WRITTEN INSTRUCTION:
Show all lines holding the string "match".

--------------------------------

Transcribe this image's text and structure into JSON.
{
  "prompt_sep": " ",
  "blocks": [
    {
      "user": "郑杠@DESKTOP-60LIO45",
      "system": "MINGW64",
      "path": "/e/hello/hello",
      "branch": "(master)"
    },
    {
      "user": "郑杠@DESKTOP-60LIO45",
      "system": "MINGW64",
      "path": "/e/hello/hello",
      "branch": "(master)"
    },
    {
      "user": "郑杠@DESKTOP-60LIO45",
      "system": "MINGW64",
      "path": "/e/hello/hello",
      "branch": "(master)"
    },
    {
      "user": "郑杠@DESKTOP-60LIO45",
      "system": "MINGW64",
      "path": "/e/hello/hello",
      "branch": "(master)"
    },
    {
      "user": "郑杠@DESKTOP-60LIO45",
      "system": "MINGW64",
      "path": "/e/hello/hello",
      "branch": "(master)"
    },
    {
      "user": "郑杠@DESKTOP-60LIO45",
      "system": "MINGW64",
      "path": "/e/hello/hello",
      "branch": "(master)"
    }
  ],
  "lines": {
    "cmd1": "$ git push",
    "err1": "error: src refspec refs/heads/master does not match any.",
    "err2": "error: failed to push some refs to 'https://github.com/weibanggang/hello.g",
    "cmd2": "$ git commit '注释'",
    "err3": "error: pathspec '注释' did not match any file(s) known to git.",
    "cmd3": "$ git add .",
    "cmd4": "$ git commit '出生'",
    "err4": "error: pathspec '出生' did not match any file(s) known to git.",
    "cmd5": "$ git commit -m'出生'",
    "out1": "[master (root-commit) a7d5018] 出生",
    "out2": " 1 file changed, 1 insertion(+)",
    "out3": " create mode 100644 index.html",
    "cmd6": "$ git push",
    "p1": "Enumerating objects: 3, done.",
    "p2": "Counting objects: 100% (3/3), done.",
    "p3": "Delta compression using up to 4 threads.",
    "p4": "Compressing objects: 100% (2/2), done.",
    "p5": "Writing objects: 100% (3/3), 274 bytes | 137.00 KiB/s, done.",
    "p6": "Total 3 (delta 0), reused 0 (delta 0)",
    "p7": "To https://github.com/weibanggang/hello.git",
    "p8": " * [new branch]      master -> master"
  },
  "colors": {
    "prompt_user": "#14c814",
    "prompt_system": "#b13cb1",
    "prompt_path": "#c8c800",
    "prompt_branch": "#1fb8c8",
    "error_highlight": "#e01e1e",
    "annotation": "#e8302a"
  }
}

--------------------------------

EXERCISE SOLUTION:
    "err1": "error: src refspec refs/heads/master does not match any.",
    "err3": "error: pathspec '注释' did not match any file(s) known to git.",
    "err4": "error: pathspec '出生' did not match any file(s) known to git.",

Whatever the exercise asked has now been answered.